● PROBLEM TO SOLVE: Every entry below should be printed exactly, without its images.

● EXERCISE MATERIALS:
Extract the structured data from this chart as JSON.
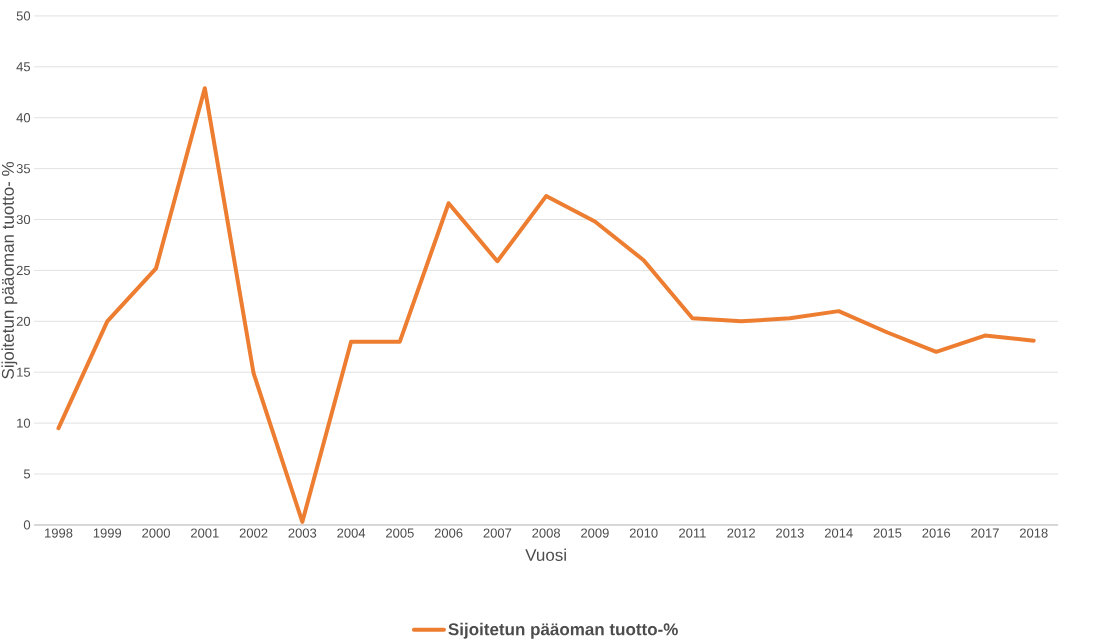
{
  "chart_data": {
    "type": "line",
    "xlabel": "Vuosi",
    "ylabel": "Sijoitetun pääoman tuotto- %",
    "categories": [
      "1998",
      "1999",
      "2000",
      "2001",
      "2002",
      "2003",
      "2004",
      "2005",
      "2006",
      "2007",
      "2008",
      "2009",
      "2010",
      "2011",
      "2012",
      "2013",
      "2014",
      "2015",
      "2016",
      "2017",
      "2018"
    ],
    "series": [
      {
        "name": "Sijoitetun pääoman tuotto-%",
        "color": "#ed7d31",
        "values": [
          9.5,
          20.0,
          25.2,
          42.9,
          14.9,
          0.3,
          18.0,
          18.0,
          31.6,
          25.9,
          32.3,
          29.8,
          26.0,
          20.3,
          20.0,
          20.3,
          21.0,
          18.9,
          17.0,
          18.6,
          18.1
        ]
      }
    ],
    "ylim": [
      0,
      50
    ],
    "yticks": [
      0,
      5,
      10,
      15,
      20,
      25,
      30,
      35,
      40,
      45,
      50
    ],
    "grid": "y",
    "legend": "bottom"
  }
}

● WORKED ANSWER:
Extract the structured data from this chart as JSON.
{
  "chart_data": {
    "type": "line",
    "xlabel": "Vuosi",
    "ylabel": "Sijoitetun pääoman tuotto- %",
    "categories": [
      "1998",
      "1999",
      "2000",
      "2001",
      "2002",
      "2003",
      "2004",
      "2005",
      "2006",
      "2007",
      "2008",
      "2009",
      "2010",
      "2011",
      "2012",
      "2013",
      "2014",
      "2015",
      "2016",
      "2017",
      "2018"
    ],
    "series": [
      {
        "name": "Sijoitetun pääoman tuotto-%",
        "color": "#ed7d31",
        "values": [
          9.5,
          20.0,
          25.2,
          42.9,
          14.9,
          0.3,
          18.0,
          18.0,
          31.6,
          25.9,
          32.3,
          29.8,
          26.0,
          20.3,
          20.0,
          20.3,
          21.0,
          18.9,
          17.0,
          18.6,
          18.1
        ]
      }
    ],
    "ylim": [
      0,
      50
    ],
    "yticks": [
      0,
      5,
      10,
      15,
      20,
      25,
      30,
      35,
      40,
      45,
      50
    ],
    "grid": "y",
    "legend": "bottom"
  }
}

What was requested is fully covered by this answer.